*** MATERIAL SHOWN

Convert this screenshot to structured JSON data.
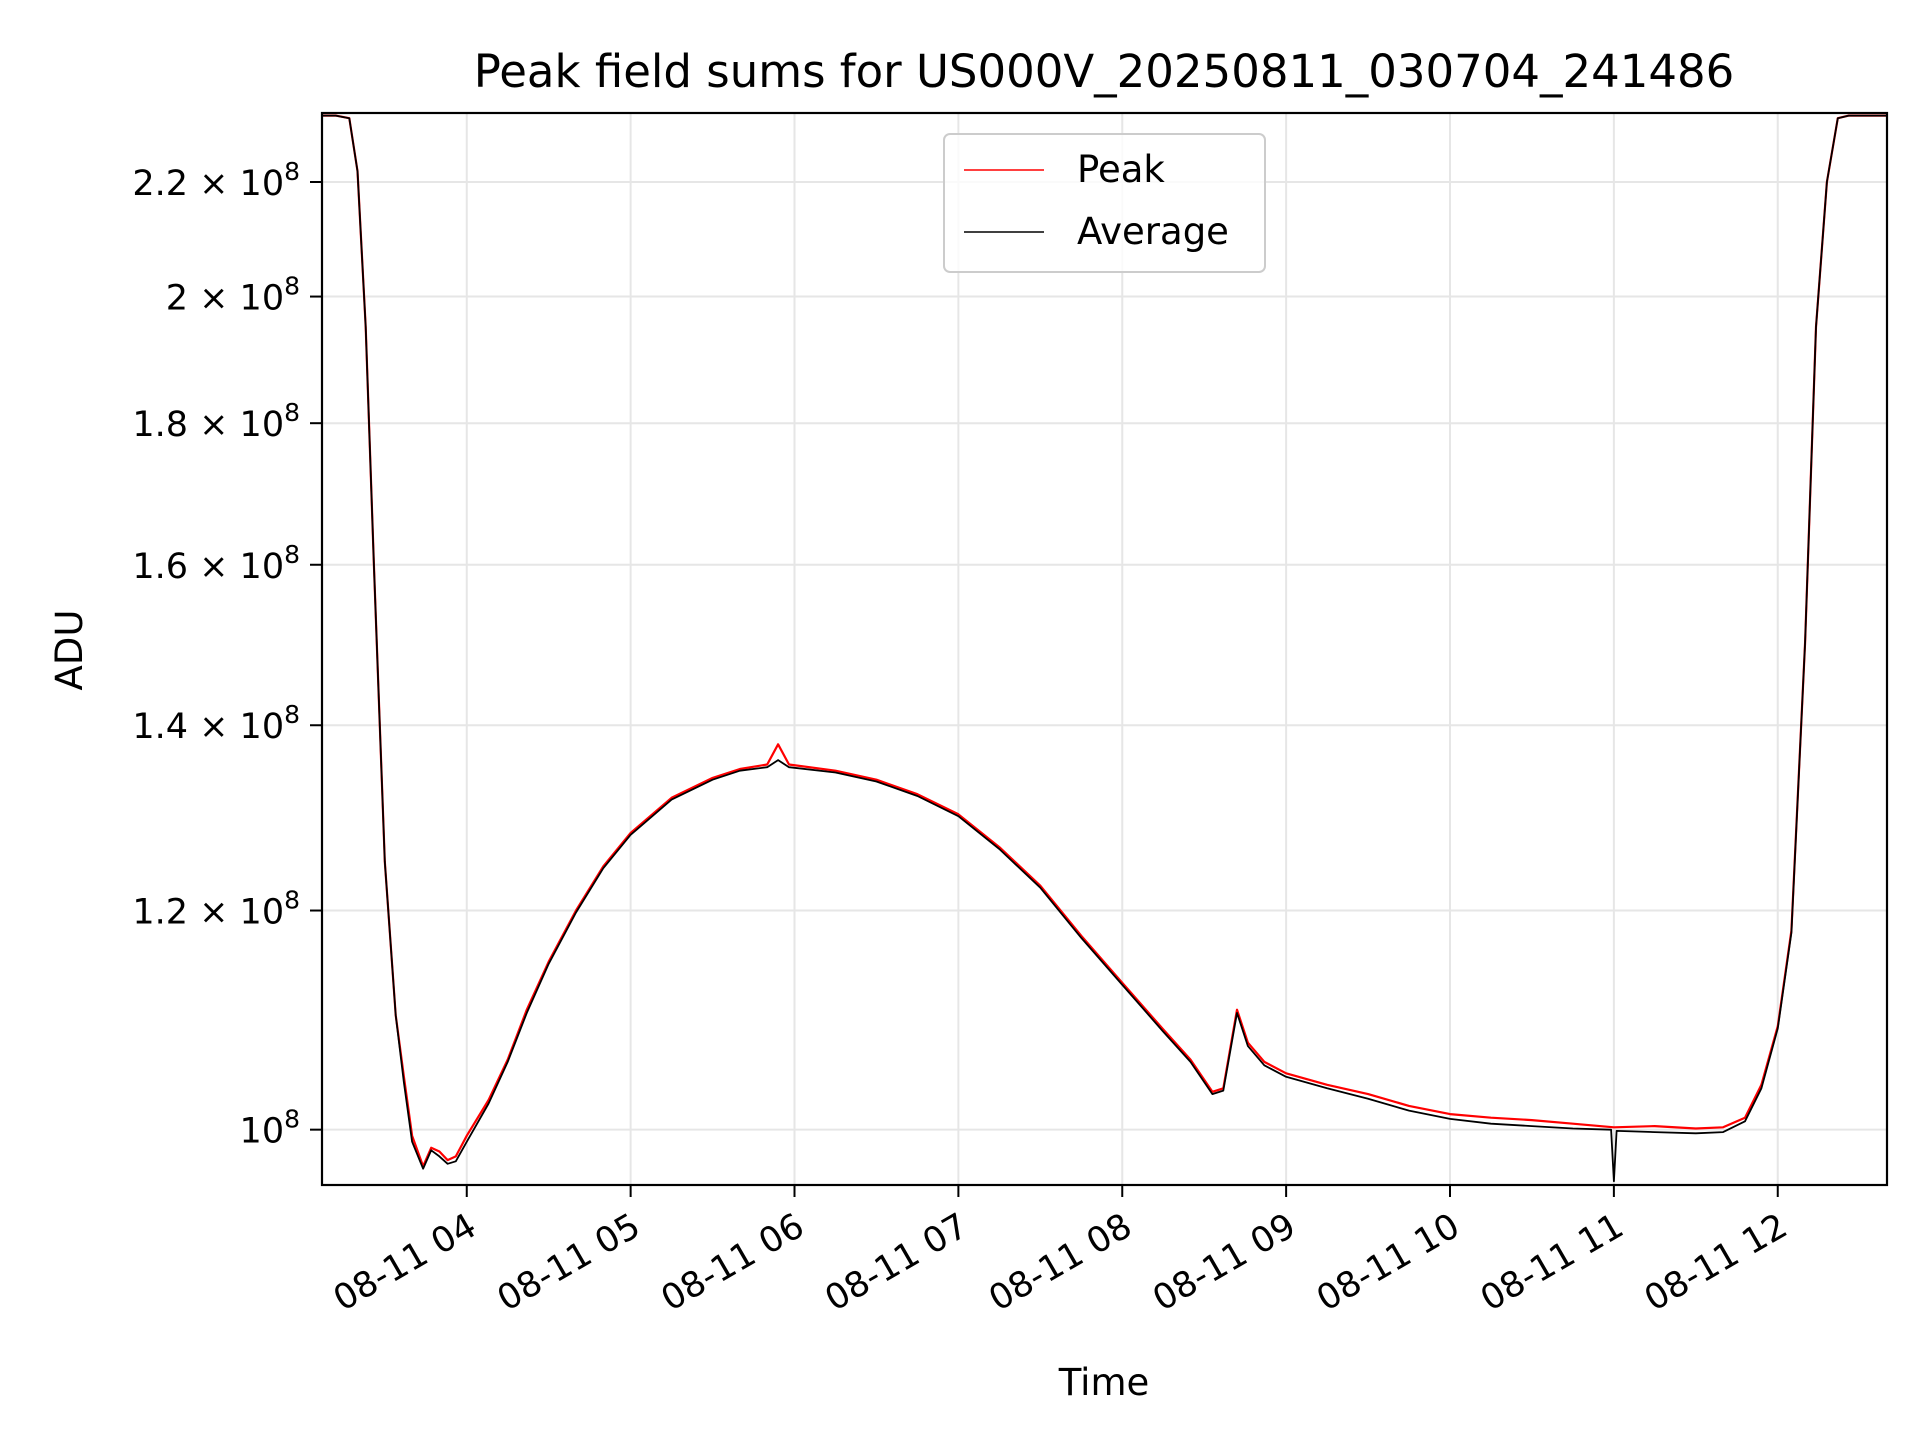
{
  "chart_data": {
    "type": "line",
    "title": "Peak field sums for US000V_20250811_030704_241486",
    "xlabel": "Time",
    "ylabel": "ADU",
    "y_scale": "log",
    "ylim": [
      95500000,
      233000000
    ],
    "xlim": [
      "2025-08-11T03:07",
      "2025-08-11T12:40"
    ],
    "grid": true,
    "legend": "top-center",
    "x_ticks": [
      {
        "t": "2025-08-11T04:00",
        "label": "08-11 04"
      },
      {
        "t": "2025-08-11T05:00",
        "label": "08-11 05"
      },
      {
        "t": "2025-08-11T06:00",
        "label": "08-11 06"
      },
      {
        "t": "2025-08-11T07:00",
        "label": "08-11 07"
      },
      {
        "t": "2025-08-11T08:00",
        "label": "08-11 08"
      },
      {
        "t": "2025-08-11T09:00",
        "label": "08-11 09"
      },
      {
        "t": "2025-08-11T10:00",
        "label": "08-11 10"
      },
      {
        "t": "2025-08-11T11:00",
        "label": "08-11 11"
      },
      {
        "t": "2025-08-11T12:00",
        "label": "08-11 12"
      }
    ],
    "y_ticks": [
      {
        "v": 100000000,
        "mant": "",
        "exp": "8"
      },
      {
        "v": 120000000,
        "mant": "1.2",
        "exp": "8"
      },
      {
        "v": 140000000,
        "mant": "1.4",
        "exp": "8"
      },
      {
        "v": 160000000,
        "mant": "1.6",
        "exp": "8"
      },
      {
        "v": 180000000,
        "mant": "1.8",
        "exp": "8"
      },
      {
        "v": 200000000,
        "mant": "2",
        "exp": "8"
      },
      {
        "v": 220000000,
        "mant": "2.2",
        "exp": "8"
      }
    ],
    "series": [
      {
        "name": "Peak",
        "color": "#ff0000",
        "x": [
          "2025-08-11T03:07",
          "2025-08-11T03:12",
          "2025-08-11T03:17",
          "2025-08-11T03:20",
          "2025-08-11T03:23",
          "2025-08-11T03:26",
          "2025-08-11T03:30",
          "2025-08-11T03:34",
          "2025-08-11T03:37",
          "2025-08-11T03:40",
          "2025-08-11T03:44",
          "2025-08-11T03:47",
          "2025-08-11T03:50",
          "2025-08-11T03:53",
          "2025-08-11T03:56",
          "2025-08-11T04:00",
          "2025-08-11T04:08",
          "2025-08-11T04:15",
          "2025-08-11T04:22",
          "2025-08-11T04:30",
          "2025-08-11T04:40",
          "2025-08-11T04:50",
          "2025-08-11T05:00",
          "2025-08-11T05:15",
          "2025-08-11T05:30",
          "2025-08-11T05:40",
          "2025-08-11T05:50",
          "2025-08-11T05:54",
          "2025-08-11T05:58",
          "2025-08-11T06:15",
          "2025-08-11T06:30",
          "2025-08-11T06:45",
          "2025-08-11T07:00",
          "2025-08-11T07:15",
          "2025-08-11T07:30",
          "2025-08-11T07:45",
          "2025-08-11T08:00",
          "2025-08-11T08:15",
          "2025-08-11T08:25",
          "2025-08-11T08:33",
          "2025-08-11T08:37",
          "2025-08-11T08:42",
          "2025-08-11T08:46",
          "2025-08-11T08:52",
          "2025-08-11T09:00",
          "2025-08-11T09:15",
          "2025-08-11T09:30",
          "2025-08-11T09:45",
          "2025-08-11T10:00",
          "2025-08-11T10:15",
          "2025-08-11T10:30",
          "2025-08-11T10:45",
          "2025-08-11T11:00",
          "2025-08-11T11:15",
          "2025-08-11T11:30",
          "2025-08-11T11:40",
          "2025-08-11T11:48",
          "2025-08-11T11:54",
          "2025-08-11T12:00",
          "2025-08-11T12:05",
          "2025-08-11T12:10",
          "2025-08-11T12:14",
          "2025-08-11T12:18",
          "2025-08-11T12:22",
          "2025-08-11T12:26",
          "2025-08-11T12:30",
          "2025-08-11T12:40"
        ],
        "y": [
          232500000,
          232500000,
          232000000,
          222000000,
          195000000,
          160000000,
          125000000,
          110000000,
          104500000,
          99500000,
          97000000,
          98500000,
          98200000,
          97500000,
          97800000,
          99500000,
          102500000,
          106000000,
          110500000,
          115000000,
          120000000,
          124500000,
          128000000,
          131800000,
          134000000,
          135000000,
          135500000,
          137800000,
          135500000,
          134800000,
          133800000,
          132200000,
          130000000,
          126500000,
          122500000,
          117500000,
          113000000,
          108700000,
          106000000,
          103200000,
          103500000,
          110500000,
          107500000,
          105800000,
          104800000,
          103800000,
          103000000,
          102000000,
          101300000,
          101000000,
          100800000,
          100500000,
          100200000,
          100300000,
          100100000,
          100200000,
          101000000,
          103800000,
          109000000,
          118000000,
          150000000,
          195000000,
          220000000,
          232000000,
          232500000,
          232500000,
          232500000
        ]
      },
      {
        "name": "Average",
        "color": "#000000",
        "x": [
          "2025-08-11T03:07",
          "2025-08-11T03:12",
          "2025-08-11T03:17",
          "2025-08-11T03:20",
          "2025-08-11T03:23",
          "2025-08-11T03:26",
          "2025-08-11T03:30",
          "2025-08-11T03:34",
          "2025-08-11T03:37",
          "2025-08-11T03:40",
          "2025-08-11T03:44",
          "2025-08-11T03:47",
          "2025-08-11T03:50",
          "2025-08-11T03:53",
          "2025-08-11T03:56",
          "2025-08-11T04:00",
          "2025-08-11T04:08",
          "2025-08-11T04:15",
          "2025-08-11T04:22",
          "2025-08-11T04:30",
          "2025-08-11T04:40",
          "2025-08-11T04:50",
          "2025-08-11T05:00",
          "2025-08-11T05:15",
          "2025-08-11T05:30",
          "2025-08-11T05:40",
          "2025-08-11T05:50",
          "2025-08-11T05:54",
          "2025-08-11T05:58",
          "2025-08-11T06:15",
          "2025-08-11T06:30",
          "2025-08-11T06:45",
          "2025-08-11T07:00",
          "2025-08-11T07:15",
          "2025-08-11T07:30",
          "2025-08-11T07:45",
          "2025-08-11T08:00",
          "2025-08-11T08:15",
          "2025-08-11T08:25",
          "2025-08-11T08:33",
          "2025-08-11T08:37",
          "2025-08-11T08:42",
          "2025-08-11T08:46",
          "2025-08-11T08:52",
          "2025-08-11T09:00",
          "2025-08-11T09:15",
          "2025-08-11T09:30",
          "2025-08-11T09:45",
          "2025-08-11T10:00",
          "2025-08-11T10:15",
          "2025-08-11T10:30",
          "2025-08-11T10:45",
          "2025-08-11T10:59",
          "2025-08-11T11:00",
          "2025-08-11T11:01",
          "2025-08-11T11:15",
          "2025-08-11T11:30",
          "2025-08-11T11:40",
          "2025-08-11T11:48",
          "2025-08-11T11:54",
          "2025-08-11T12:00",
          "2025-08-11T12:05",
          "2025-08-11T12:10",
          "2025-08-11T12:14",
          "2025-08-11T12:18",
          "2025-08-11T12:22",
          "2025-08-11T12:26",
          "2025-08-11T12:30",
          "2025-08-11T12:40"
        ],
        "y": [
          232500000,
          232500000,
          232000000,
          222000000,
          195000000,
          160000000,
          125000000,
          110000000,
          104000000,
          99000000,
          96800000,
          98300000,
          97800000,
          97200000,
          97400000,
          99000000,
          102200000,
          105800000,
          110200000,
          114800000,
          119800000,
          124300000,
          127800000,
          131600000,
          133800000,
          134800000,
          135200000,
          136000000,
          135200000,
          134600000,
          133600000,
          132000000,
          129800000,
          126300000,
          122300000,
          117300000,
          112800000,
          108500000,
          105800000,
          103000000,
          103300000,
          110200000,
          107200000,
          105500000,
          104500000,
          103500000,
          102600000,
          101600000,
          100900000,
          100500000,
          100300000,
          100100000,
          100000000,
          95800000,
          99900000,
          99800000,
          99700000,
          99800000,
          100700000,
          103500000,
          108800000,
          117800000,
          150000000,
          195000000,
          220000000,
          232000000,
          232500000,
          232500000,
          232500000
        ]
      }
    ]
  }
}
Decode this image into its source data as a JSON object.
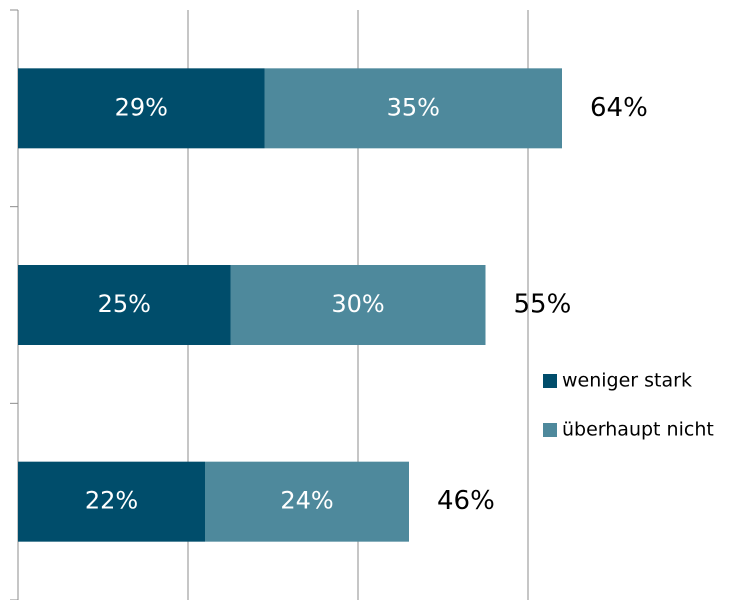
{
  "chart_data": {
    "type": "stacked_barh",
    "categories": [
      null,
      null,
      null
    ],
    "series": [
      {
        "name": "weniger stark",
        "color": "#004d6b",
        "values": [
          29,
          25,
          22
        ],
        "value_labels": [
          "29%",
          "25%",
          "22%"
        ]
      },
      {
        "name": "überhaupt nicht",
        "color": "#4e899c",
        "values": [
          35,
          30,
          24
        ],
        "value_labels": [
          "35%",
          "30%",
          "24%"
        ]
      }
    ],
    "totals": {
      "values": [
        64,
        55,
        46
      ],
      "value_labels": [
        "64%",
        "55%",
        "46%"
      ]
    },
    "xlim": [
      0,
      85
    ],
    "xticks": [
      0,
      20,
      40,
      60
    ],
    "grid": true,
    "legend": "right"
  }
}
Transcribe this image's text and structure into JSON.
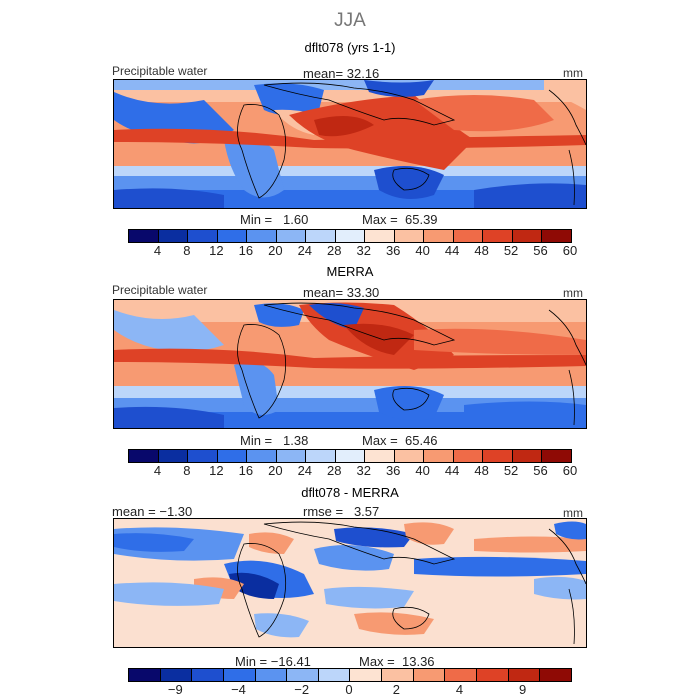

******

Count the lines of the listing above that include the word "into" and state the total with nothing else.

2